▸ Supplied data
** Start **

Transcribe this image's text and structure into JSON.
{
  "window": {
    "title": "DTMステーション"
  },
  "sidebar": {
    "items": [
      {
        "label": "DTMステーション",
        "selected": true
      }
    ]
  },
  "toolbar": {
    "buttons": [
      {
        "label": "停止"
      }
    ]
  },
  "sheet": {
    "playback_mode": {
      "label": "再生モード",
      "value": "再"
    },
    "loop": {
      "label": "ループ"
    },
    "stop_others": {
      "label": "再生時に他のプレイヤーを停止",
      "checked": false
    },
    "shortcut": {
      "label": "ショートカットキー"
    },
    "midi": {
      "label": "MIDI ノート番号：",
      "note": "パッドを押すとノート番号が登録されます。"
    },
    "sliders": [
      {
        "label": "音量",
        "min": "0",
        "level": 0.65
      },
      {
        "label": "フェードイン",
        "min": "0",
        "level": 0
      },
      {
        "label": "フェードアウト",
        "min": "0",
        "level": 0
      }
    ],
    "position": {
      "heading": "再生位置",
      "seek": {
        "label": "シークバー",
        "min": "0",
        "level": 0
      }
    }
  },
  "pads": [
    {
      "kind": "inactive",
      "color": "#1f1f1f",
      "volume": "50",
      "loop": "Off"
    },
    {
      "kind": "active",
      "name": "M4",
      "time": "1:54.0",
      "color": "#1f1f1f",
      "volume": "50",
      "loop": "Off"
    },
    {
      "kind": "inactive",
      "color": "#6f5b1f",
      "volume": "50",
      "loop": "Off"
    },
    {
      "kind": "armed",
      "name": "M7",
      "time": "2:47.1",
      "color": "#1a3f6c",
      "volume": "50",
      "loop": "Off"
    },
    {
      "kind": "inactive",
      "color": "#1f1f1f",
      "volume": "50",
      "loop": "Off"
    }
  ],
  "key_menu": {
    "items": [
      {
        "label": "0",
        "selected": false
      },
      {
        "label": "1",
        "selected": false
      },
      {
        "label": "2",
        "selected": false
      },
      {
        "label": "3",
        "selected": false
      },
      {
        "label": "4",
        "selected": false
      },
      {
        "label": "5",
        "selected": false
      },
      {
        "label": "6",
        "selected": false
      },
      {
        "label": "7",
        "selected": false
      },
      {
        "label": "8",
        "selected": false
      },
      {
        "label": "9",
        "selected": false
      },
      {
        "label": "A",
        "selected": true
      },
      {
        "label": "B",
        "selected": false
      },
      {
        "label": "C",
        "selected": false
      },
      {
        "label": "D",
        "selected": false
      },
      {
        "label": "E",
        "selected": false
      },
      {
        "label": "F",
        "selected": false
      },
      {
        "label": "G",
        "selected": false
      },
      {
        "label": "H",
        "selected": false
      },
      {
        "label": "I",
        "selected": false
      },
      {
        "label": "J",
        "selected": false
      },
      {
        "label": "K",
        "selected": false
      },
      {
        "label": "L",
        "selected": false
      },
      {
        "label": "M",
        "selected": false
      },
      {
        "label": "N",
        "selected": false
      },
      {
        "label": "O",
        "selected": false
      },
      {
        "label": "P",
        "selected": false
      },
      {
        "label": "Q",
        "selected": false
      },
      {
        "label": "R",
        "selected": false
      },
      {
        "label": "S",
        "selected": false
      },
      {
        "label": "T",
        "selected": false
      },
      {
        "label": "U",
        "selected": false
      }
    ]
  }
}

** End **

▸ Exercise requirements
Repeat the material above in full, quoting it exactly.

▸ Solution below
Transcribe this image's text and structure into JSON.
{
  "window": {
    "title": "DTMステーション"
  },
  "sidebar": {
    "items": [
      {
        "label": "DTMステーション",
        "selected": true
      }
    ]
  },
  "toolbar": {
    "buttons": [
      {
        "label": "停止"
      }
    ]
  },
  "sheet": {
    "playback_mode": {
      "label": "再生モード",
      "value": "再"
    },
    "loop": {
      "label": "ループ"
    },
    "stop_others": {
      "label": "再生時に他のプレイヤーを停止",
      "checked": false
    },
    "shortcut": {
      "label": "ショートカットキー"
    },
    "midi": {
      "label": "MIDI ノート番号：",
      "note": "パッドを押すとノート番号が登録されます。"
    },
    "sliders": [
      {
        "label": "音量",
        "min": "0",
        "level": 0.65
      },
      {
        "label": "フェードイン",
        "min": "0",
        "level": 0
      },
      {
        "label": "フェードアウト",
        "min": "0",
        "level": 0
      }
    ],
    "position": {
      "heading": "再生位置",
      "seek": {
        "label": "シークバー",
        "min": "0",
        "level": 0
      }
    }
  },
  "pads": [
    {
      "kind": "inactive",
      "color": "#1f1f1f",
      "volume": "50",
      "loop": "Off"
    },
    {
      "kind": "active",
      "name": "M4",
      "time": "1:54.0",
      "color": "#1f1f1f",
      "volume": "50",
      "loop": "Off"
    },
    {
      "kind": "inactive",
      "color": "#6f5b1f",
      "volume": "50",
      "loop": "Off"
    },
    {
      "kind": "armed",
      "name": "M7",
      "time": "2:47.1",
      "color": "#1a3f6c",
      "volume": "50",
      "loop": "Off"
    },
    {
      "kind": "inactive",
      "color": "#1f1f1f",
      "volume": "50",
      "loop": "Off"
    }
  ],
  "key_menu": {
    "items": [
      {
        "label": "0",
        "selected": false
      },
      {
        "label": "1",
        "selected": false
      },
      {
        "label": "2",
        "selected": false
      },
      {
        "label": "3",
        "selected": false
      },
      {
        "label": "4",
        "selected": false
      },
      {
        "label": "5",
        "selected": false
      },
      {
        "label": "6",
        "selected": false
      },
      {
        "label": "7",
        "selected": false
      },
      {
        "label": "8",
        "selected": false
      },
      {
        "label": "9",
        "selected": false
      },
      {
        "label": "A",
        "selected": true
      },
      {
        "label": "B",
        "selected": false
      },
      {
        "label": "C",
        "selected": false
      },
      {
        "label": "D",
        "selected": false
      },
      {
        "label": "E",
        "selected": false
      },
      {
        "label": "F",
        "selected": false
      },
      {
        "label": "G",
        "selected": false
      },
      {
        "label": "H",
        "selected": false
      },
      {
        "label": "I",
        "selected": false
      },
      {
        "label": "J",
        "selected": false
      },
      {
        "label": "K",
        "selected": false
      },
      {
        "label": "L",
        "selected": false
      },
      {
        "label": "M",
        "selected": false
      },
      {
        "label": "N",
        "selected": false
      },
      {
        "label": "O",
        "selected": false
      },
      {
        "label": "P",
        "selected": false
      },
      {
        "label": "Q",
        "selected": false
      },
      {
        "label": "R",
        "selected": false
      },
      {
        "label": "S",
        "selected": false
      },
      {
        "label": "T",
        "selected": false
      },
      {
        "label": "U",
        "selected": false
      }
    ]
  }
}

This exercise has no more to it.